> **Records for this task**:

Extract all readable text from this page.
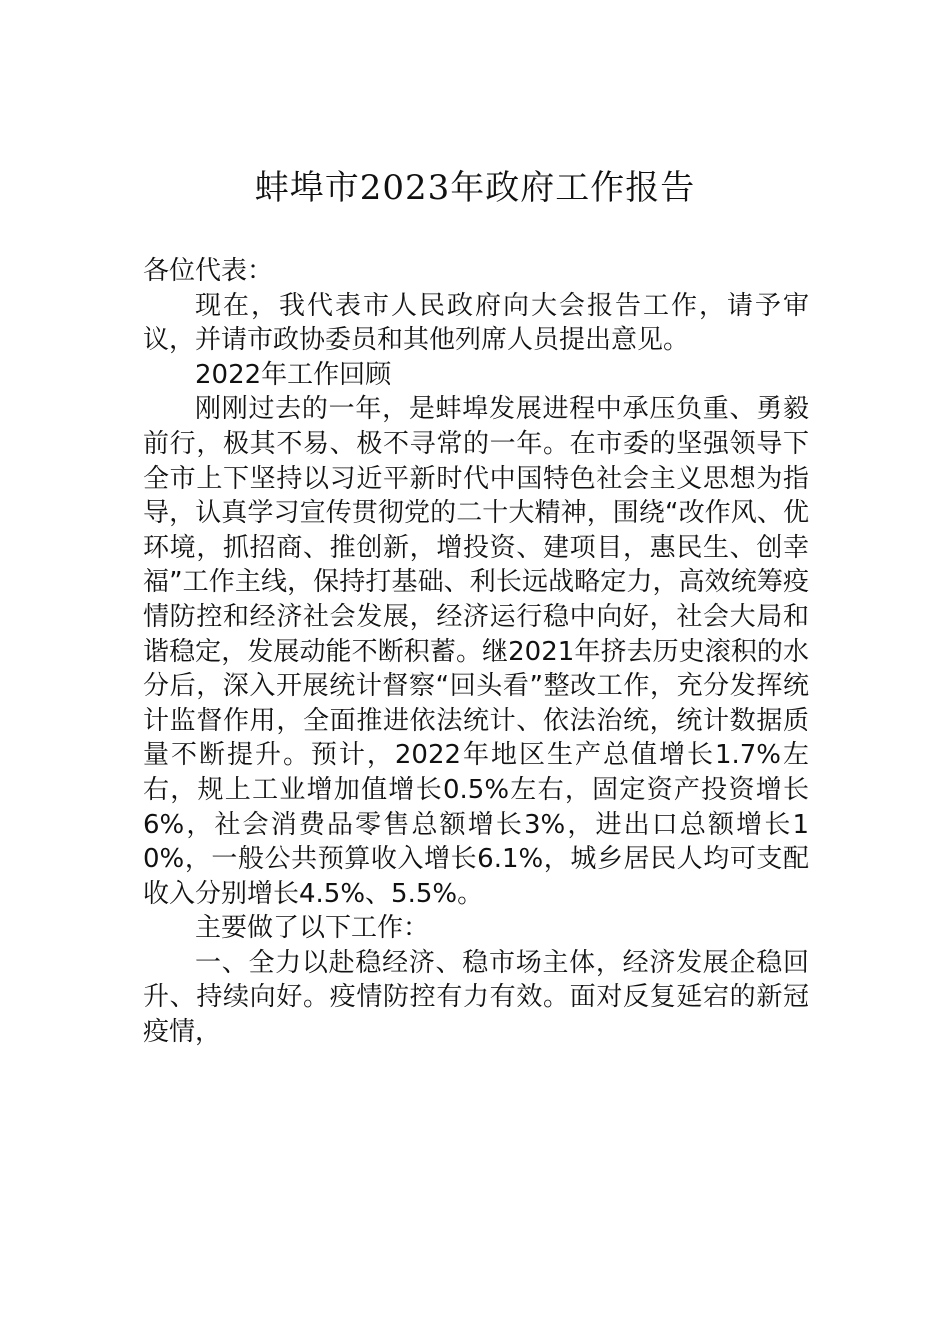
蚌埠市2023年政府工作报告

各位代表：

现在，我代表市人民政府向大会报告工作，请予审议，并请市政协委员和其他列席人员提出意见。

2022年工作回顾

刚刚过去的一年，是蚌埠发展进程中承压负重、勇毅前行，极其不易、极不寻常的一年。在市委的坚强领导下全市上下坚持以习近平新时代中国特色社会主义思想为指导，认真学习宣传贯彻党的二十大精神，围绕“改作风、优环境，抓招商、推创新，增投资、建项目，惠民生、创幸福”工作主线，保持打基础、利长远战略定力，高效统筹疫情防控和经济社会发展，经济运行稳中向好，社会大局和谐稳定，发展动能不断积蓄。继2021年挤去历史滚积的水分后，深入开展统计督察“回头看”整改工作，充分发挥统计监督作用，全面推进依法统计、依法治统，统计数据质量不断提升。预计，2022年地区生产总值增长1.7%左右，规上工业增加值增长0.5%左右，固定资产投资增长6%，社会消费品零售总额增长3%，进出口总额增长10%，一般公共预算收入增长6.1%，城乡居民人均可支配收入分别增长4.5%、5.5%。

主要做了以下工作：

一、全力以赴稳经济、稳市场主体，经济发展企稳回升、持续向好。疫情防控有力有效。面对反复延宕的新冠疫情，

> **Exercise brief**:
Every entry must be written out exactly, with all pictures left out.

> **The solution**:
Extract all readable text from this page.
蚌埠市2023年政府工作报告

各位代表：

现在，我代表市人民政府向大会报告工作，请予审议，并请市政协委员和其他列席人员提出意见。

2022年工作回顾

刚刚过去的一年，是蚌埠发展进程中承压负重、勇毅前行，极其不易、极不寻常的一年。在市委的坚强领导下全市上下坚持以习近平新时代中国特色社会主义思想为指导，认真学习宣传贯彻党的二十大精神，围绕“改作风、优环境，抓招商、推创新，增投资、建项目，惠民生、创幸福”工作主线，保持打基础、利长远战略定力，高效统筹疫情防控和经济社会发展，经济运行稳中向好，社会大局和谐稳定，发展动能不断积蓄。继2021年挤去历史滚积的水分后，深入开展统计督察“回头看”整改工作，充分发挥统计监督作用，全面推进依法统计、依法治统，统计数据质量不断提升。预计，2022年地区生产总值增长1.7%左右，规上工业增加值增长0.5%左右，固定资产投资增长6%，社会消费品零售总额增长3%，进出口总额增长10%，一般公共预算收入增长6.1%，城乡居民人均可支配收入分别增长4.5%、5.5%。

主要做了以下工作：

一、全力以赴稳经济、稳市场主体，经济发展企稳回升、持续向好。疫情防控有力有效。面对反复延宕的新冠疫情，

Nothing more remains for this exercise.